Ce désir m'est venu de la conscience que depuis 2007 nous n'avions pas été gâtés sur ce plan avec, essentiellement, ce trio qui, bien que peu homogène par sa tonalité politique, doit être réuni par un même échec et la déception qu'il a suscité : Rachida Dati, Michèle Alliot-Marie et Christiane Taubira.

Cette lucidité guère bouleversante n'aurait rien mérité de plus que ce constat si nous n'avions pas eu, il y a quelques semaines grâce à François Hollande et tout récemment par un aveu de Nicolas Sarkozy, un éclairage inquiétant sur la manière dont des personnalités étaient imposées Place Vendôme.

Le président de la République avait dévoilé le fin mot de l'histoire quand, pour justifier la nomination et la reconduction de Christiane Taubira malgré un bilan aussi pauvre et dogmatique que son image d'elle-même était riche et flatteuse, il avait évoqué "le marqueur de gauche" qu'elle était et qu'elle demeure. La pire, celle qui n'a pas encore fait son "Bad Godersberg français".

Naïvement j'imaginais que la Justice, dans son appréhension et sa gestion, n'était pas réductible aux notions de droite ou de gauche mais qu'elle se devait de satisfaire, au contraire, les exigences d'efficacité, d'indépendance, d'impartialité, tant pour elle que pour ceux qui l'administrent et la dirigent, d'écoute populaire et, à la fois, en matière pénale, d'humanisme et de rigueur.

Rien à voir, donc, avec une quelconque idéologie mais il faut croire que cette dernière n'aime pas être expulsée même d'un ministère si contradictoire, dans son esprit et ses virtualités, avec ses préjugés. Au point de conduire un président de la République à l'y réinstaller avec la personne la plus apte à l'incarner dans ses extrémités : Christiane Taubira.

Un "marqueur de gauche" certes. Mais pas seulement. Aussi, celle qui, ministre de la République française, tweete avec partialité, ignorance et imprudence sur une affaire de la justice américaine à laquelle son inaction face aux tragédies nationales - l'augmentation de la criminalité et des délits contre les personnes, l'état des prisons, la pénurie affectant certaines juridictions et, sans ironie, sa propre loi sur la contrainte pénale - ne l'autorise en aucun cas à donner des leçons d'ailleurs mélodramatiquement superficielles (Le Monde).

Dans un état de droit - et celui-ci n'est compatible, en dépit du poncif contraire, qu'avec une autorité de l'Etat affirmée, assumée -, Christiane Taubira, à la suite d'une telle foucade arrogante et déplacée, aurait été priée de regagner la société civile.

Consigne: Les affirmations suivantes s'accordent-elles avec l'extrait ? (a) Le trio cité réunit Rachida Dati, Michèle Alliot-Marie et Christiane Taubira. (b) Le tweet de Christiane Taubira portait sur une affaire de la justice américaine. (c) La Justice y est présentée comme réductible aux notions de droite ou de gauche. Pour chacune, répondez par oui ou par non et citez les mots décisifs de l'extrait. Les données qui suivent constituent un matériau distinct de l'extrait.

Données fournies:

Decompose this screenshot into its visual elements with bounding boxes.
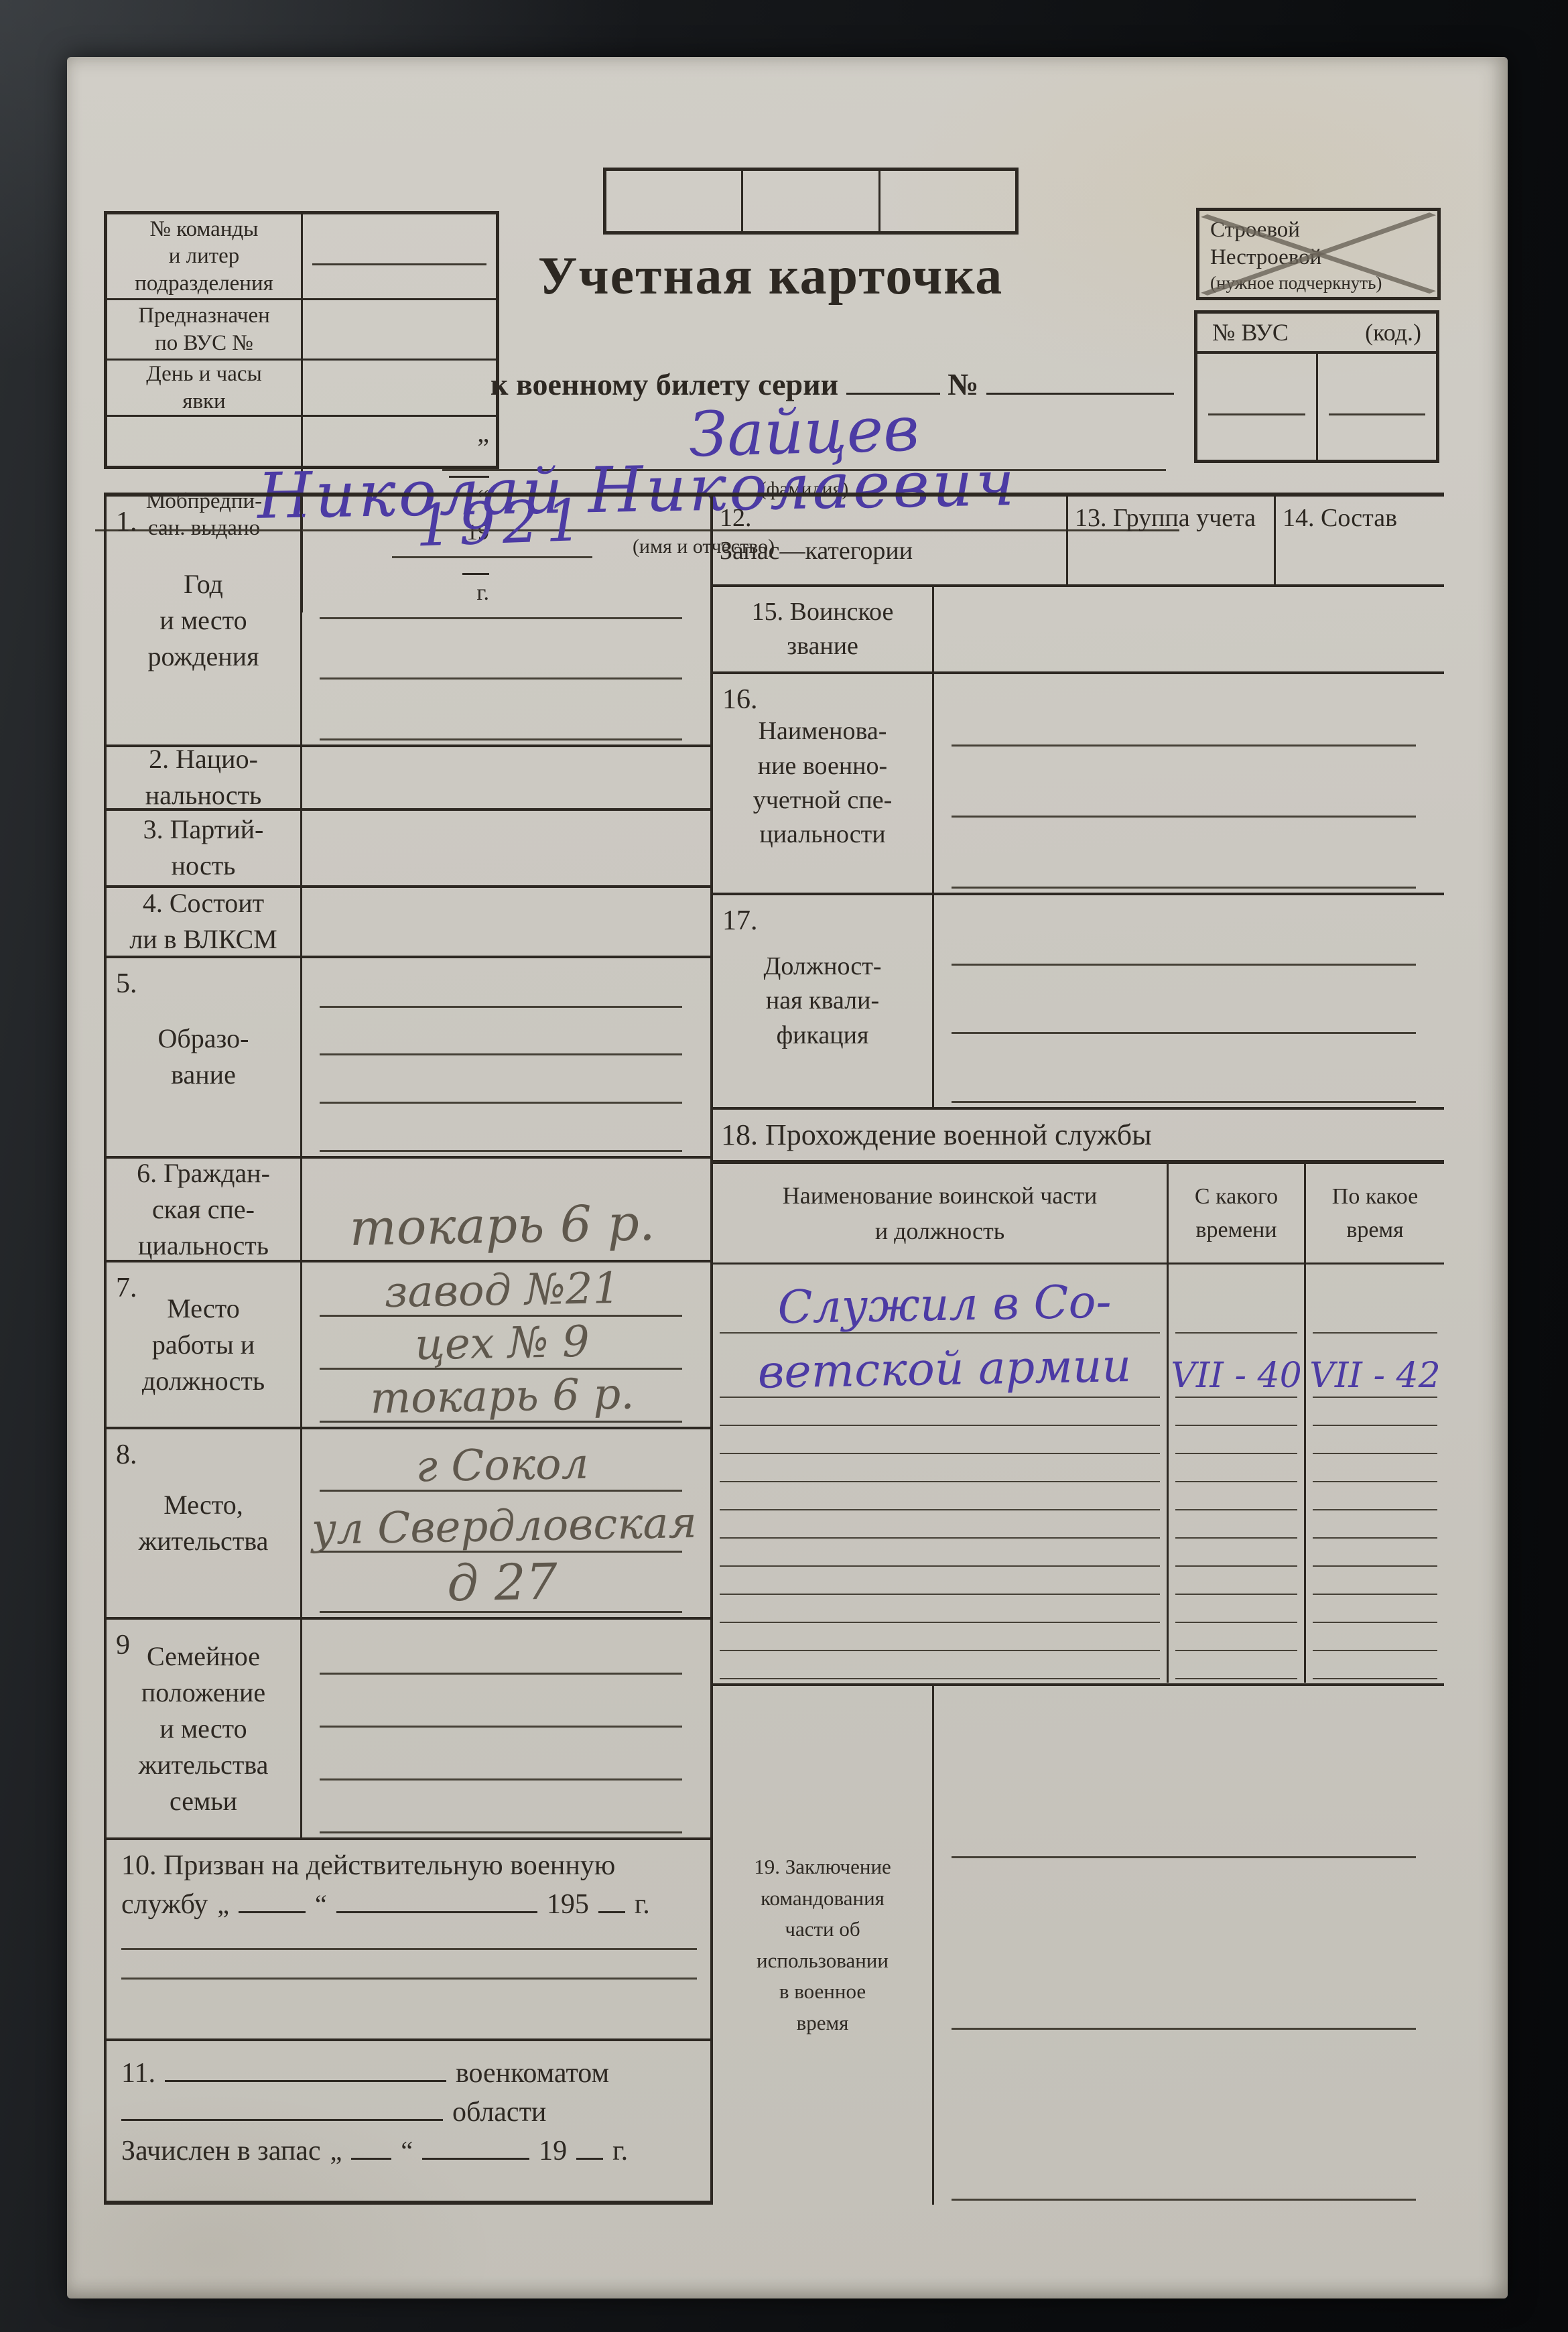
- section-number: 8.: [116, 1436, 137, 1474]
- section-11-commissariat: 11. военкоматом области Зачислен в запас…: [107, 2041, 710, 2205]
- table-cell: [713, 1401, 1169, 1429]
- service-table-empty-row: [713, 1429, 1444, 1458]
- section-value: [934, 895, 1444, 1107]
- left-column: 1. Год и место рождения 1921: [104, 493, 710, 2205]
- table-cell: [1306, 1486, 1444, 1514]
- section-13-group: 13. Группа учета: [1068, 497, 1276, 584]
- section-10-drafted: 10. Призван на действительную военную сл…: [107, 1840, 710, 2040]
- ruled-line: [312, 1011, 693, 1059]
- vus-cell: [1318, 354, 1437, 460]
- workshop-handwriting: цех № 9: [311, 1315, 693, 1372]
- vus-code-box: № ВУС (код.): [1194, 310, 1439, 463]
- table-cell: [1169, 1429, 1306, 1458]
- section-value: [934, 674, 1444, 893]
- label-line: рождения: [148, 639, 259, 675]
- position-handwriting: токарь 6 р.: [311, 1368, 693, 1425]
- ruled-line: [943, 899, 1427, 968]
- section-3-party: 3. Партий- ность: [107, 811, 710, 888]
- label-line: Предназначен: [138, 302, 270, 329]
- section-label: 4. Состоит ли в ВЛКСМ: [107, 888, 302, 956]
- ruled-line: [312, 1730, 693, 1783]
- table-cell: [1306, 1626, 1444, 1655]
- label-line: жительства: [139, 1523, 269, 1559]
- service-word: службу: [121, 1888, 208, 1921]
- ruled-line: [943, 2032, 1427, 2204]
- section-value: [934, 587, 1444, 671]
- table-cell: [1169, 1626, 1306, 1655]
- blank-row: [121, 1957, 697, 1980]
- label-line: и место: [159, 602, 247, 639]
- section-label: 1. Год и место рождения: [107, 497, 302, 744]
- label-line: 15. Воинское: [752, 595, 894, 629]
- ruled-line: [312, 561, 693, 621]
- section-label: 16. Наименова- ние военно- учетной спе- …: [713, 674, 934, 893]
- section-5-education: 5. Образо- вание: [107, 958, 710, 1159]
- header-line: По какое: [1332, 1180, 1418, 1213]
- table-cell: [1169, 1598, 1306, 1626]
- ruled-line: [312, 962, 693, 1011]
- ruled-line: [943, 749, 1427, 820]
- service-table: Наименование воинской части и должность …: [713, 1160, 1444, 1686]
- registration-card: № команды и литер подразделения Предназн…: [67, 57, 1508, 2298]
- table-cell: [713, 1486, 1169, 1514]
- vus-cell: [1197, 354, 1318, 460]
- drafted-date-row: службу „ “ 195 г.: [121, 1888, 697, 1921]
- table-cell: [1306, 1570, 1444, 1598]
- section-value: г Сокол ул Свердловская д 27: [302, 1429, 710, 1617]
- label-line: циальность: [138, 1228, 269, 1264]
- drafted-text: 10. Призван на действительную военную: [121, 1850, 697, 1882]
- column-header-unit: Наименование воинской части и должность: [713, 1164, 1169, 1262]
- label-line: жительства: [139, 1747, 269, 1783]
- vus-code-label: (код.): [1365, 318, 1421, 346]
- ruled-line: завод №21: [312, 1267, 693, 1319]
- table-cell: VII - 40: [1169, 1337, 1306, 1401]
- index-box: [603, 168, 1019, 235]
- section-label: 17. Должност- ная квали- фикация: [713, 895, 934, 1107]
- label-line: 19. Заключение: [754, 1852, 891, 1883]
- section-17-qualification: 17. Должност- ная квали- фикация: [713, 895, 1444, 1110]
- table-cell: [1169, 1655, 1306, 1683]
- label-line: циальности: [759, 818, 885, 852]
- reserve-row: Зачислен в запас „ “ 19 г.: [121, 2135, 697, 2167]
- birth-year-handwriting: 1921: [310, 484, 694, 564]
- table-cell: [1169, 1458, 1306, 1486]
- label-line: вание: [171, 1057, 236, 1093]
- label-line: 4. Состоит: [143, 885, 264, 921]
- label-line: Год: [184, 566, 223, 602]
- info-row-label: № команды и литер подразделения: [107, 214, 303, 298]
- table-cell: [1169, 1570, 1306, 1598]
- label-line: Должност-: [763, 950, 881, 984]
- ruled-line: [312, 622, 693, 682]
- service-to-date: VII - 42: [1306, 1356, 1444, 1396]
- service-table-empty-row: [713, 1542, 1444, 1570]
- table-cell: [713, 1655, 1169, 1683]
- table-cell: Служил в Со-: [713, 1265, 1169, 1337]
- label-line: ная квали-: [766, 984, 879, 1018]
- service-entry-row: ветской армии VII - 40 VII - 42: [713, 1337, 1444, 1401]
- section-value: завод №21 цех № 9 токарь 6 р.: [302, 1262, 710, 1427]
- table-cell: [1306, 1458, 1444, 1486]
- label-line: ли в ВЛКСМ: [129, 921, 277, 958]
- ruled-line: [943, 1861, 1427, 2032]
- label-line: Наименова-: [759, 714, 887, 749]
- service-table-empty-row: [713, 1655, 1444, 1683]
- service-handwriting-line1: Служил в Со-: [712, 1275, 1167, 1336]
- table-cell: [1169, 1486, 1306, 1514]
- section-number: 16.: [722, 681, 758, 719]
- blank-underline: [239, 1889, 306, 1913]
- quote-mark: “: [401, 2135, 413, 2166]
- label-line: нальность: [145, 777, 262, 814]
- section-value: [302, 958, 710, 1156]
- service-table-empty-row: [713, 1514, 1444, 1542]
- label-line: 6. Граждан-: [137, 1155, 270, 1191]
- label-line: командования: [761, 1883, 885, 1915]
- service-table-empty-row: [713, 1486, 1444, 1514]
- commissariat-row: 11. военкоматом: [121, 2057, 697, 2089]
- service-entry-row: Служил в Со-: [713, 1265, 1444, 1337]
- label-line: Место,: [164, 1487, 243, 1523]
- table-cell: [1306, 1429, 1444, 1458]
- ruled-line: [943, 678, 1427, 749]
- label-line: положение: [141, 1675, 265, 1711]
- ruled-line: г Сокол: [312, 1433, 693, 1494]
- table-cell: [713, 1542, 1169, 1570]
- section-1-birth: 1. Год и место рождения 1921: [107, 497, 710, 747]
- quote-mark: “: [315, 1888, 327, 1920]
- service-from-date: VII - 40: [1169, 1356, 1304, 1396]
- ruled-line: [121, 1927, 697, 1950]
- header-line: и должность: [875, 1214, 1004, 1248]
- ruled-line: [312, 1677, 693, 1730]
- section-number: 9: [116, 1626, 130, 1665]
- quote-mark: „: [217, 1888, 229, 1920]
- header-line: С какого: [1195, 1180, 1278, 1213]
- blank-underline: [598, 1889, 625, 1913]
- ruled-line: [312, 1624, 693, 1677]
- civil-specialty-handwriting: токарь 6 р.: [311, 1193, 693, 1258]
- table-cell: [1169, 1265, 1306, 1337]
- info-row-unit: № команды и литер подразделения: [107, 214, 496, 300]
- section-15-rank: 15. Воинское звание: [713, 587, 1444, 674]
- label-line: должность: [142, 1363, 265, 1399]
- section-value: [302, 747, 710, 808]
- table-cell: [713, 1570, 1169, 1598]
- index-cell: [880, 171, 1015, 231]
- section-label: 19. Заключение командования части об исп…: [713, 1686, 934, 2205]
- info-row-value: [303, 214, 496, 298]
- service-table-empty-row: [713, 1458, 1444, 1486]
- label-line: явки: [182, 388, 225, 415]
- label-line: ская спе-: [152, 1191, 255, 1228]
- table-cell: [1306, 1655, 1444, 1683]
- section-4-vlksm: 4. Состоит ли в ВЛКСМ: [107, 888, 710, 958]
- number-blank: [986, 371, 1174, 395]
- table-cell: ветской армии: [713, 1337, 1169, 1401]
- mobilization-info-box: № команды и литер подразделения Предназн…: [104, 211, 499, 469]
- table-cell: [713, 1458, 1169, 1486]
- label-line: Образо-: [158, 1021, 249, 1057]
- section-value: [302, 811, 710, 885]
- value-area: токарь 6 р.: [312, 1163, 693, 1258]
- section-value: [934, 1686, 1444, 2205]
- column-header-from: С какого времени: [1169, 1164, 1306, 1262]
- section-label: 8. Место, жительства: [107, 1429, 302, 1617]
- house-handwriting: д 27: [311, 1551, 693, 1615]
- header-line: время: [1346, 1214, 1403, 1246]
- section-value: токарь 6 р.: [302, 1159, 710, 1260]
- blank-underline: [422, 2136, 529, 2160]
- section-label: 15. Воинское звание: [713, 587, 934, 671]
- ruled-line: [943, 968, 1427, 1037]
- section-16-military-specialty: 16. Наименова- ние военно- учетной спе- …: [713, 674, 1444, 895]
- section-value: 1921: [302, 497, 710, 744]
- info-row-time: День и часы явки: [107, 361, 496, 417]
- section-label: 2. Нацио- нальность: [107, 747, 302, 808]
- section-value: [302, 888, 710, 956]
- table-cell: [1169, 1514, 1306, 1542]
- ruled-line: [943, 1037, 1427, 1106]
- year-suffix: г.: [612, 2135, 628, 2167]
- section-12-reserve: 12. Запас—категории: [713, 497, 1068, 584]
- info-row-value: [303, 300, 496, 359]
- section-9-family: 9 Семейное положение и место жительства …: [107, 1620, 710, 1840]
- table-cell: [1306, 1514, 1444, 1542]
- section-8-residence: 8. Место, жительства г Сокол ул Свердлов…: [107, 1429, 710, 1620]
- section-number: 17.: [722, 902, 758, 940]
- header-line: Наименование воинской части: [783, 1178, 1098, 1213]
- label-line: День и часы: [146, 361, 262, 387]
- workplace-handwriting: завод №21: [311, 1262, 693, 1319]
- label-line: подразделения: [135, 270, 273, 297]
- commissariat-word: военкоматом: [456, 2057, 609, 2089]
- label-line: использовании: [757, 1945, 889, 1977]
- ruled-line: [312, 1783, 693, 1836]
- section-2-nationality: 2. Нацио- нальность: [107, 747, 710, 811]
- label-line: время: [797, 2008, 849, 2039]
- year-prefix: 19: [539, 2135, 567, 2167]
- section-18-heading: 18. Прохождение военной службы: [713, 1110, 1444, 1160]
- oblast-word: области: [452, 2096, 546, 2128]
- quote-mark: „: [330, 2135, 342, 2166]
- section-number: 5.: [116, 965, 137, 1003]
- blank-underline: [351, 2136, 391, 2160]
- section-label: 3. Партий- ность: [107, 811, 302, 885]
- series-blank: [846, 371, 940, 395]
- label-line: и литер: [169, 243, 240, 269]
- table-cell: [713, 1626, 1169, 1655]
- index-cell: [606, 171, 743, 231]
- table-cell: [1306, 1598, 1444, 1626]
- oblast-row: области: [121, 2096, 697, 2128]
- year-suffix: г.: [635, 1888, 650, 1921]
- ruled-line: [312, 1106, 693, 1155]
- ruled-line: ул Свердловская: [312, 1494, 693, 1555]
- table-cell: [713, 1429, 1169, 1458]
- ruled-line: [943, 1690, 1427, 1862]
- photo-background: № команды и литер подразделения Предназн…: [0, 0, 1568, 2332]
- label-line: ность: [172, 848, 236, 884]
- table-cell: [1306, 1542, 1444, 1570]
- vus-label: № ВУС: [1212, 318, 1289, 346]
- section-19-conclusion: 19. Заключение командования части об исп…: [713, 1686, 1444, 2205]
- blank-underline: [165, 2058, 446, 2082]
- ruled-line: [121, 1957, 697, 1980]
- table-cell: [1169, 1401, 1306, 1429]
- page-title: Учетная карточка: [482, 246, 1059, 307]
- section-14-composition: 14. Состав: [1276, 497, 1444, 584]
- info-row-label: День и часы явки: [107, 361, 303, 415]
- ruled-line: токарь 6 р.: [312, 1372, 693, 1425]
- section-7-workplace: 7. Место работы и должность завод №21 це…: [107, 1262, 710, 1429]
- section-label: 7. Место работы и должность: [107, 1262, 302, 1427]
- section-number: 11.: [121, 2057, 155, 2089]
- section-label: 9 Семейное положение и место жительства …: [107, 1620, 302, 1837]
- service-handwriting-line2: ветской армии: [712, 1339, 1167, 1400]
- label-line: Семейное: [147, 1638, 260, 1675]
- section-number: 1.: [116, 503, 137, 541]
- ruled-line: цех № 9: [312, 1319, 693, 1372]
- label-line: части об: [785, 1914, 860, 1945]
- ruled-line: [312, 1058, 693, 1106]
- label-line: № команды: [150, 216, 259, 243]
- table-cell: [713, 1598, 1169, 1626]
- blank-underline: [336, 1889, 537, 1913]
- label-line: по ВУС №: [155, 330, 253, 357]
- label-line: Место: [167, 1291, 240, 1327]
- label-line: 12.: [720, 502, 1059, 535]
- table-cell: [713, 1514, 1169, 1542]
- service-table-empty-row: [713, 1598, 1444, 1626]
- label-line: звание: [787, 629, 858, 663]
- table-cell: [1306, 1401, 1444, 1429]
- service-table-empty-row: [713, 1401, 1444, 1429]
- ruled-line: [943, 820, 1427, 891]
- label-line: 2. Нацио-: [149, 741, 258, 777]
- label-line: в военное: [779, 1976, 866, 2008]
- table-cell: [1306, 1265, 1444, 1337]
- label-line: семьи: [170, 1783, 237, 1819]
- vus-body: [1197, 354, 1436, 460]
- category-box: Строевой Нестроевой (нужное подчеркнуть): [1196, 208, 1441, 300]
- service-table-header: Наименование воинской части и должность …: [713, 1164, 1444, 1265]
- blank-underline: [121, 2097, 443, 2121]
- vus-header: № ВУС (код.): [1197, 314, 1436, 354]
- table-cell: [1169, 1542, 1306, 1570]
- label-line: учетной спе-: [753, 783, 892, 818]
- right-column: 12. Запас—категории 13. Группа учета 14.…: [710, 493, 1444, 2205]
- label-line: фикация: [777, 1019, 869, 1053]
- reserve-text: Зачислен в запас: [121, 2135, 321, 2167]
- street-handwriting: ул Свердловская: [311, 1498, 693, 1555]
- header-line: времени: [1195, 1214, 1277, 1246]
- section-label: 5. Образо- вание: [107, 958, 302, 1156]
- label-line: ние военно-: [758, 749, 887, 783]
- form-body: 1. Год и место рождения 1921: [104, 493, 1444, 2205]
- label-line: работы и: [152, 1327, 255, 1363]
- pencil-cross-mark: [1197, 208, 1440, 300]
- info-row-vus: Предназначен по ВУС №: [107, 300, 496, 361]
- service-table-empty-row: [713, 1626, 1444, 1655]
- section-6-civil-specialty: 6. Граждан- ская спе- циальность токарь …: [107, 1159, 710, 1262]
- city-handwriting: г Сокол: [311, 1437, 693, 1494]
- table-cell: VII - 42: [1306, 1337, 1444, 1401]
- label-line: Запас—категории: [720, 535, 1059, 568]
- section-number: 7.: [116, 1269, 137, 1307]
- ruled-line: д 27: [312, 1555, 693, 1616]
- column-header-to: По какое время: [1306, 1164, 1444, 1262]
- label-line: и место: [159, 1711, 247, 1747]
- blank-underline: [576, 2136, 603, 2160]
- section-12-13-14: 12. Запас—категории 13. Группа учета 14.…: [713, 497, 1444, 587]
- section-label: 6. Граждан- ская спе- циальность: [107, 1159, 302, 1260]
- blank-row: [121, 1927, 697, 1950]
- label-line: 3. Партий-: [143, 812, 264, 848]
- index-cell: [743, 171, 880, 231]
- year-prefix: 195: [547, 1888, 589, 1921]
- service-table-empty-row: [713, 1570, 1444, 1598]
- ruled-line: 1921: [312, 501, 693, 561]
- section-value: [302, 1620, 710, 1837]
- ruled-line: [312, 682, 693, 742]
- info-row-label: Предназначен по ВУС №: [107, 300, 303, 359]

...

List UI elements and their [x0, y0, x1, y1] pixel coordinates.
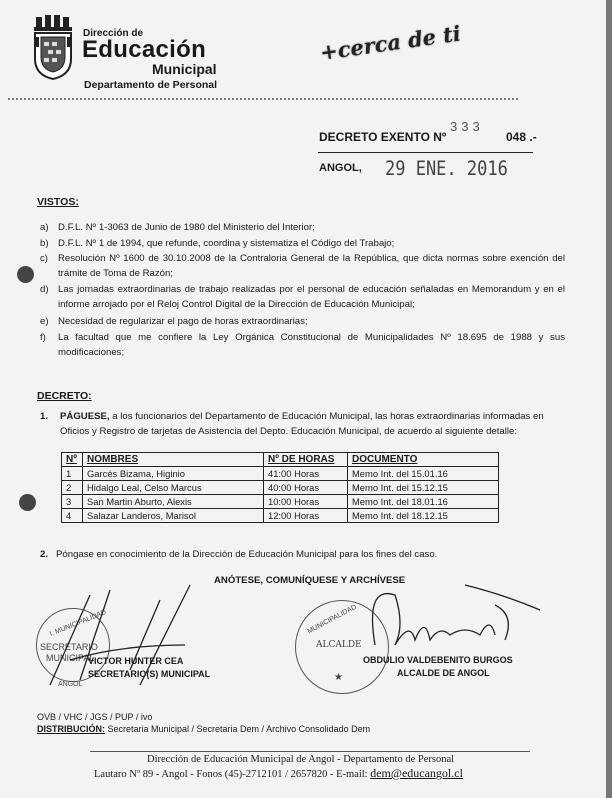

Réponse:
(a) Oui : « ce trio qui, bien que peu homogène par sa tonalité politique, doit être réuni par un même échec et la déception qu'il a suscité : Rachida Dati, Michèle Alliot-Marie et Christiane Taubira ».
(b) Oui : « tweete avec partialité, ignorance et imprudence sur une affaire de la justice américaine ».
(c) Non : « la Justice, dans son appréhension et sa gestion, n'était pas réductible aux notions de droite ou de gauche ».